Of all the lines here, how many include the string "Бхагаватам"? Answer with the number only.

The records:
+ + + + + + +
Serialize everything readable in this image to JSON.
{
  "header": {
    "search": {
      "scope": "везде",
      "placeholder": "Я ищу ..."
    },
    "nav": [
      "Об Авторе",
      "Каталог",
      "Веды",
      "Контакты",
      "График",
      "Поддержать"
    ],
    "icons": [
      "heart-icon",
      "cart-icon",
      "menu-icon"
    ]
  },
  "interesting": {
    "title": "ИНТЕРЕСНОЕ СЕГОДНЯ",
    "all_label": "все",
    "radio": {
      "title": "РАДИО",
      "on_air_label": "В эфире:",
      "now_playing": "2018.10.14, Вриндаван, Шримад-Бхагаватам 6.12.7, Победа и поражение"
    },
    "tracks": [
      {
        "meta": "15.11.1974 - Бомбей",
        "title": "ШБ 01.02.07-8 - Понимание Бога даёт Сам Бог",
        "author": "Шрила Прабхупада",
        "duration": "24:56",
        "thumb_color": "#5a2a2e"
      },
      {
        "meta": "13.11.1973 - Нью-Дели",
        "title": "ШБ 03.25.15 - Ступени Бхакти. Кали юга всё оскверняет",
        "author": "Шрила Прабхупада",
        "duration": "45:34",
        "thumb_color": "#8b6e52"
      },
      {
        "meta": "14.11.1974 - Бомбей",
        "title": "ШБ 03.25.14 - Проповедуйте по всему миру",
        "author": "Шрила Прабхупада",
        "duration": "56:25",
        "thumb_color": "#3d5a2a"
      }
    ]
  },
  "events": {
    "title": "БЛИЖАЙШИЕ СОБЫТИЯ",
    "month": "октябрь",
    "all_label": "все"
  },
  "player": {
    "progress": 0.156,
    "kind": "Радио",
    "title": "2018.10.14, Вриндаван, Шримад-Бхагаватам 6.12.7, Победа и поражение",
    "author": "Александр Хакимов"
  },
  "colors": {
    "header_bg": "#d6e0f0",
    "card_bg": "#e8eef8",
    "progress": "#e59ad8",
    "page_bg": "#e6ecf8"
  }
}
+ + + + + + +
Right answer:
2